[START Material to process]

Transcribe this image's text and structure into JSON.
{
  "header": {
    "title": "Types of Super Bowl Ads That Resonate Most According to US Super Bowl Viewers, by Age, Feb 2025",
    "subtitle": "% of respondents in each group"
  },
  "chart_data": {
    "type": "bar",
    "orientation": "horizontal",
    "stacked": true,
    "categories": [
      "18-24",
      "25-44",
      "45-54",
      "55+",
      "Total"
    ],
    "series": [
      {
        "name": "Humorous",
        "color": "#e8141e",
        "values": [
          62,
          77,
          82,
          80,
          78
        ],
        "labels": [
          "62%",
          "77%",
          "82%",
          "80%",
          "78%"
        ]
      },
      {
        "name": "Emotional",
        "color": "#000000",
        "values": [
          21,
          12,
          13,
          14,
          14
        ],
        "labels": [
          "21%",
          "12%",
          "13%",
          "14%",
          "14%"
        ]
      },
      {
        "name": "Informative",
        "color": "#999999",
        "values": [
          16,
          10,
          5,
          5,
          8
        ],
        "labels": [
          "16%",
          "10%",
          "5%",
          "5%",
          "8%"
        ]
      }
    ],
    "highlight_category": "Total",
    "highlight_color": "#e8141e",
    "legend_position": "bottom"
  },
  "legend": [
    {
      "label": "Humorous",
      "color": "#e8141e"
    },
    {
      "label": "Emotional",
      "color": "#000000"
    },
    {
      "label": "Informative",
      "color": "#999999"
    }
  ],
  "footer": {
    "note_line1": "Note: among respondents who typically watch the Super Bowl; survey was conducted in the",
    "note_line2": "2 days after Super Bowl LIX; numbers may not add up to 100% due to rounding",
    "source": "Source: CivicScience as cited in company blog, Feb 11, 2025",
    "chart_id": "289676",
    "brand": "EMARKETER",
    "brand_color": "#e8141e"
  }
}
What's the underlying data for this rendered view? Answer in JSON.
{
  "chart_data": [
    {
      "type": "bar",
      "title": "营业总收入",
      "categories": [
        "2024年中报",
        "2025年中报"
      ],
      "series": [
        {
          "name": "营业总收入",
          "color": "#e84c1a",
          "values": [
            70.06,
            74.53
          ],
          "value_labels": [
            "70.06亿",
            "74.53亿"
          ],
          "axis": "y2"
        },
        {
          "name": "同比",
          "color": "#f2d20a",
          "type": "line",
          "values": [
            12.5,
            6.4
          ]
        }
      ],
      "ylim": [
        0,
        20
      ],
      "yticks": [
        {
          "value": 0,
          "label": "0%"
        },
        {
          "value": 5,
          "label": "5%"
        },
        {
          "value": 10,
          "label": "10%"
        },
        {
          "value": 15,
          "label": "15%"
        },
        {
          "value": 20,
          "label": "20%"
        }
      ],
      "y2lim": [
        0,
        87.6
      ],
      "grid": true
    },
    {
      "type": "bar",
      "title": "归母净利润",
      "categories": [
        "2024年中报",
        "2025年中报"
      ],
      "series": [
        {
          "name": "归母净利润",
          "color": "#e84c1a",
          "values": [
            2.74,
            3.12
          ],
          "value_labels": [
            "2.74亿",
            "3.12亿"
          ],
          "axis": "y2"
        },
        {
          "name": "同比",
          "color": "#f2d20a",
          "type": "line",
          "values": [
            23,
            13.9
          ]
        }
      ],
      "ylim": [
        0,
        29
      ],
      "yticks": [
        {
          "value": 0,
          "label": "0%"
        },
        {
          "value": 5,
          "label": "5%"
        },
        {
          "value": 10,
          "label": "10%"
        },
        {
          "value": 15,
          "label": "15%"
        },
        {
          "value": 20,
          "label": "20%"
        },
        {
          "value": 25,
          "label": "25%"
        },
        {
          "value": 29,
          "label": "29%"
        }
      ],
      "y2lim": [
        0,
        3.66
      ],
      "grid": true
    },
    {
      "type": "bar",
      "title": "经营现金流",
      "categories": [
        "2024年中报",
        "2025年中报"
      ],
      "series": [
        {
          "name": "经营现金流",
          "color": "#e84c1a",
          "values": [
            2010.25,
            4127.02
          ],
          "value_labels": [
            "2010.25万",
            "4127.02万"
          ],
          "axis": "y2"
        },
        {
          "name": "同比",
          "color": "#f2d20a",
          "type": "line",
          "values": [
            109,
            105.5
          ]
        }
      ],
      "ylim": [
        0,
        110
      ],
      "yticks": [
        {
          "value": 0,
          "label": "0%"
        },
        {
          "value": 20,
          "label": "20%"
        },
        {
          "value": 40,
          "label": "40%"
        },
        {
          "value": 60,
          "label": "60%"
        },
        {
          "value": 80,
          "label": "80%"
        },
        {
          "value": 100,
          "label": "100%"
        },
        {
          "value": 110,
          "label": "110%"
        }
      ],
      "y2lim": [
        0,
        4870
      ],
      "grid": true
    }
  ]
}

[END Material to process]
[START Material to process]

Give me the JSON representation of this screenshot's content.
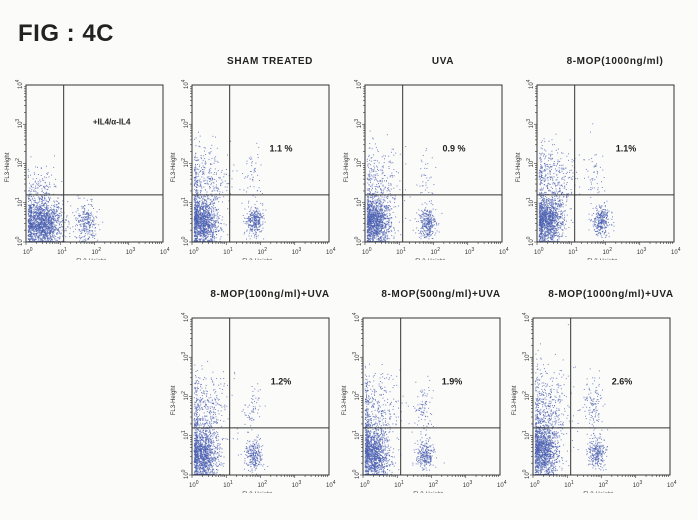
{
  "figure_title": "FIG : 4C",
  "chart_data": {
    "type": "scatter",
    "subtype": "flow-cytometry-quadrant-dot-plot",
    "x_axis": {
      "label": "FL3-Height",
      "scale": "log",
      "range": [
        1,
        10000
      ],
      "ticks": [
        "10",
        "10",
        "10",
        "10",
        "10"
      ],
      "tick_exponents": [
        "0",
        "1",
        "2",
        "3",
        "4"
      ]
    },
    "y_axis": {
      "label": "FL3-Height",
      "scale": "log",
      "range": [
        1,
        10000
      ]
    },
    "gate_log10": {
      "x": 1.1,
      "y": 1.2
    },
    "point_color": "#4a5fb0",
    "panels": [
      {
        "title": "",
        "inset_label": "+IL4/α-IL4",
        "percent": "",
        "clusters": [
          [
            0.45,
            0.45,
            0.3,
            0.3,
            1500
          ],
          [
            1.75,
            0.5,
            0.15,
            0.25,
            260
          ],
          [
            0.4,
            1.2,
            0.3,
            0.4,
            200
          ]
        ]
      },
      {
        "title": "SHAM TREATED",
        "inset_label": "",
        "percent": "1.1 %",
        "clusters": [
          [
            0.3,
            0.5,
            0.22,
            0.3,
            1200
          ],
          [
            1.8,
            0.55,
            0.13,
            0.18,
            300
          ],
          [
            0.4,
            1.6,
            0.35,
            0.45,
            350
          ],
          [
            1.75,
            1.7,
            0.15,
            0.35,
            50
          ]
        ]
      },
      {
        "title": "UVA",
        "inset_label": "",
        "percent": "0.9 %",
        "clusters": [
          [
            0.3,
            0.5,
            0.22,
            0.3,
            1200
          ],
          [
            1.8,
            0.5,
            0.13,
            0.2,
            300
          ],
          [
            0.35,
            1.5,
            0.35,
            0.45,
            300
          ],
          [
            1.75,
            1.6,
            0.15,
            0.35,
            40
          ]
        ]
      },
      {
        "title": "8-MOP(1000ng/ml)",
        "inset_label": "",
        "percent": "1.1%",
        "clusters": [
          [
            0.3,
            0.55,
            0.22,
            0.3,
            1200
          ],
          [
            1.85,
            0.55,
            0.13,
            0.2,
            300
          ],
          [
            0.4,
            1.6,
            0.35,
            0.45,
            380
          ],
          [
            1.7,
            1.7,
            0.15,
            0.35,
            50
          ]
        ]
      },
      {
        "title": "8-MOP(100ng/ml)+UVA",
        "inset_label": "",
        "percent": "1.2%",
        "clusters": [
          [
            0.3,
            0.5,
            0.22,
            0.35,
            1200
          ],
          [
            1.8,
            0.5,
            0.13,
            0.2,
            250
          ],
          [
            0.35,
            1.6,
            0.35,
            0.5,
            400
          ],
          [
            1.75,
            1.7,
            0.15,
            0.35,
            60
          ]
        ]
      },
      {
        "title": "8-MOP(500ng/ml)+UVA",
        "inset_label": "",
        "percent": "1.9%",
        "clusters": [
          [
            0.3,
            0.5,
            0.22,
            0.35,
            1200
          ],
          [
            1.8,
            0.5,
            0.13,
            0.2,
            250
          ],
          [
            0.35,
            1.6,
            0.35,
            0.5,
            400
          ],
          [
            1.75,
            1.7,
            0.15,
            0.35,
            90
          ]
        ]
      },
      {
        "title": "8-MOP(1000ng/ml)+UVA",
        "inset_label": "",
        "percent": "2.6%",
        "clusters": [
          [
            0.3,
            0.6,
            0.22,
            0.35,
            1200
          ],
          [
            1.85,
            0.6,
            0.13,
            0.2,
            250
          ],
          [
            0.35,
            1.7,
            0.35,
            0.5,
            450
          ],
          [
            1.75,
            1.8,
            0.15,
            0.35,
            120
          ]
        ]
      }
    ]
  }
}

[END Material to process]

[Exercise objective]
Identify the lines that contain the string "Informative", and copy every one of them.

[Finished answer]
        "name": "Informative",
      "label": "Informative",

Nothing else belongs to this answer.